▶ **What is expected**
What follows is a listing; give it again exactly, in its entirety.

▶ **Data supplied**

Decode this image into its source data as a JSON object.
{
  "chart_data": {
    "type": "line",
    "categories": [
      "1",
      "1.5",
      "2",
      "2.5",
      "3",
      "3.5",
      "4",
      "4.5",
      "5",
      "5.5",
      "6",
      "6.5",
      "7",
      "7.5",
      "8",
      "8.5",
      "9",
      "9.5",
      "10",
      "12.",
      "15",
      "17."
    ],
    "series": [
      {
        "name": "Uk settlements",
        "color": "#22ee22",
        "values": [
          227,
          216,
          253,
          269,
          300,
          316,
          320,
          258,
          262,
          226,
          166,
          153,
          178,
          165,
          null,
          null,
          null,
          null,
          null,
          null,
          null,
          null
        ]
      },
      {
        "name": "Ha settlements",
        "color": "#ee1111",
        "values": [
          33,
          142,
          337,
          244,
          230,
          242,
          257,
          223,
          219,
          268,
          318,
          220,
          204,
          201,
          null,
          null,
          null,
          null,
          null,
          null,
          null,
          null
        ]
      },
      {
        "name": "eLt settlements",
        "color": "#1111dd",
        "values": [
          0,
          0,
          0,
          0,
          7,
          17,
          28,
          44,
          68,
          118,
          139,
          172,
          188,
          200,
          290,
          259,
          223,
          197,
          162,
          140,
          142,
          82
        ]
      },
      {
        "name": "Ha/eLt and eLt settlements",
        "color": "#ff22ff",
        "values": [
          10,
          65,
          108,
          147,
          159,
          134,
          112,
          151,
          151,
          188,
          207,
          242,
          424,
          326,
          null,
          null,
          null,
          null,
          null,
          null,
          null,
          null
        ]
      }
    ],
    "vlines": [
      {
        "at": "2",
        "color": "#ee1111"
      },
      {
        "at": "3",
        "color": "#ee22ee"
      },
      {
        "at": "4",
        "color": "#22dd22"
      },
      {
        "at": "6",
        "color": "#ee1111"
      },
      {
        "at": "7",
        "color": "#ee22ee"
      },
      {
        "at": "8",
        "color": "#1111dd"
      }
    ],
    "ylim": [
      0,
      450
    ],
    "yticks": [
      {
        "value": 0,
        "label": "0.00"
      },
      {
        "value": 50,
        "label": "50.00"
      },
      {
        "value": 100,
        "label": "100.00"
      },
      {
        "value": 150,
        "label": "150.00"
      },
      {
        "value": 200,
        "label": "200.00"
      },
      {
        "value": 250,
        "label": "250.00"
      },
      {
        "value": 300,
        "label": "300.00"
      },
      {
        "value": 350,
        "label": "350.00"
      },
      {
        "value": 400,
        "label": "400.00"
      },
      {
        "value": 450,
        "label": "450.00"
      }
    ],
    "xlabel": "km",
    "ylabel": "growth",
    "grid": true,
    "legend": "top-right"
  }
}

▶ **Response to the exercise**
Decode this image into its source data as a JSON object.
{
  "chart_data": {
    "type": "line",
    "categories": [
      "1",
      "1.5",
      "2",
      "2.5",
      "3",
      "3.5",
      "4",
      "4.5",
      "5",
      "5.5",
      "6",
      "6.5",
      "7",
      "7.5",
      "8",
      "8.5",
      "9",
      "9.5",
      "10",
      "12.",
      "15",
      "17."
    ],
    "series": [
      {
        "name": "Uk settlements",
        "color": "#22ee22",
        "values": [
          227,
          216,
          253,
          269,
          300,
          316,
          320,
          258,
          262,
          226,
          166,
          153,
          178,
          165,
          null,
          null,
          null,
          null,
          null,
          null,
          null,
          null
        ]
      },
      {
        "name": "Ha settlements",
        "color": "#ee1111",
        "values": [
          33,
          142,
          337,
          244,
          230,
          242,
          257,
          223,
          219,
          268,
          318,
          220,
          204,
          201,
          null,
          null,
          null,
          null,
          null,
          null,
          null,
          null
        ]
      },
      {
        "name": "eLt settlements",
        "color": "#1111dd",
        "values": [
          0,
          0,
          0,
          0,
          7,
          17,
          28,
          44,
          68,
          118,
          139,
          172,
          188,
          200,
          290,
          259,
          223,
          197,
          162,
          140,
          142,
          82
        ]
      },
      {
        "name": "Ha/eLt and eLt settlements",
        "color": "#ff22ff",
        "values": [
          10,
          65,
          108,
          147,
          159,
          134,
          112,
          151,
          151,
          188,
          207,
          242,
          424,
          326,
          null,
          null,
          null,
          null,
          null,
          null,
          null,
          null
        ]
      }
    ],
    "vlines": [
      {
        "at": "2",
        "color": "#ee1111"
      },
      {
        "at": "3",
        "color": "#ee22ee"
      },
      {
        "at": "4",
        "color": "#22dd22"
      },
      {
        "at": "6",
        "color": "#ee1111"
      },
      {
        "at": "7",
        "color": "#ee22ee"
      },
      {
        "at": "8",
        "color": "#1111dd"
      }
    ],
    "ylim": [
      0,
      450
    ],
    "yticks": [
      {
        "value": 0,
        "label": "0.00"
      },
      {
        "value": 50,
        "label": "50.00"
      },
      {
        "value": 100,
        "label": "100.00"
      },
      {
        "value": 150,
        "label": "150.00"
      },
      {
        "value": 200,
        "label": "200.00"
      },
      {
        "value": 250,
        "label": "250.00"
      },
      {
        "value": 300,
        "label": "300.00"
      },
      {
        "value": 350,
        "label": "350.00"
      },
      {
        "value": 400,
        "label": "400.00"
      },
      {
        "value": 450,
        "label": "450.00"
      }
    ],
    "xlabel": "km",
    "ylabel": "growth",
    "grid": true,
    "legend": "top-right"
  }
}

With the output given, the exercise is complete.